╭──

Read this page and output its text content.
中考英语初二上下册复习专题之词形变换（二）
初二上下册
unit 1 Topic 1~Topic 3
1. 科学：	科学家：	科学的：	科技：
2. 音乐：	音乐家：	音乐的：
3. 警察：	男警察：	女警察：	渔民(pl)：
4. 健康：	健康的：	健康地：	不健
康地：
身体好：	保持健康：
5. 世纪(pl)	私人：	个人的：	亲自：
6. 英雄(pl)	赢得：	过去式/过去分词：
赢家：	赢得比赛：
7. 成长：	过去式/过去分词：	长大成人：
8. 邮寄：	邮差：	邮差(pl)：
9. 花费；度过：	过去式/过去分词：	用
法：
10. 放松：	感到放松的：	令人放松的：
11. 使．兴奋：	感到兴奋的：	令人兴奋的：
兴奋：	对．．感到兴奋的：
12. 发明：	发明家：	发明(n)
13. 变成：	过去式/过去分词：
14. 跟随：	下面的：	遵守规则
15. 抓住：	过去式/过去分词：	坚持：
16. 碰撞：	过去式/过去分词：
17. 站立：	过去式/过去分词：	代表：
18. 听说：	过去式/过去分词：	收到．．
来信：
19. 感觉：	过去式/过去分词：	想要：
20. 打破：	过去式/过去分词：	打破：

╰──

Stated exercise
Write out the records above again, keeping each one identical to the original.

Task response
Read this page and output its text content.
中考英语初二上下册复习专题之词形变换（二）
初二上下册
unit 1 Topic 1~Topic 3
1. 科学：	科学家：	科学的：	科技：
2. 音乐：	音乐家：	音乐的：
3. 警察：	男警察：	女警察：	渔民(pl)：
4. 健康：	健康的：	健康地：	不健
康地：
身体好：	保持健康：
5. 世纪(pl)	私人：	个人的：	亲自：
6. 英雄(pl)	赢得：	过去式/过去分词：
赢家：	赢得比赛：
7. 成长：	过去式/过去分词：	长大成人：
8. 邮寄：	邮差：	邮差(pl)：
9. 花费；度过：	过去式/过去分词：	用
法：
10. 放松：	感到放松的：	令人放松的：
11. 使．兴奋：	感到兴奋的：	令人兴奋的：
兴奋：	对．．感到兴奋的：
12. 发明：	发明家：	发明(n)
13. 变成：	过去式/过去分词：
14. 跟随：	下面的：	遵守规则
15. 抓住：	过去式/过去分词：	坚持：
16. 碰撞：	过去式/过去分词：
17. 站立：	过去式/过去分词：	代表：
18. 听说：	过去式/过去分词：	收到．．
来信：
19. 感觉：	过去式/过去分词：	想要：
20. 打破：	过去式/过去分词：	打破：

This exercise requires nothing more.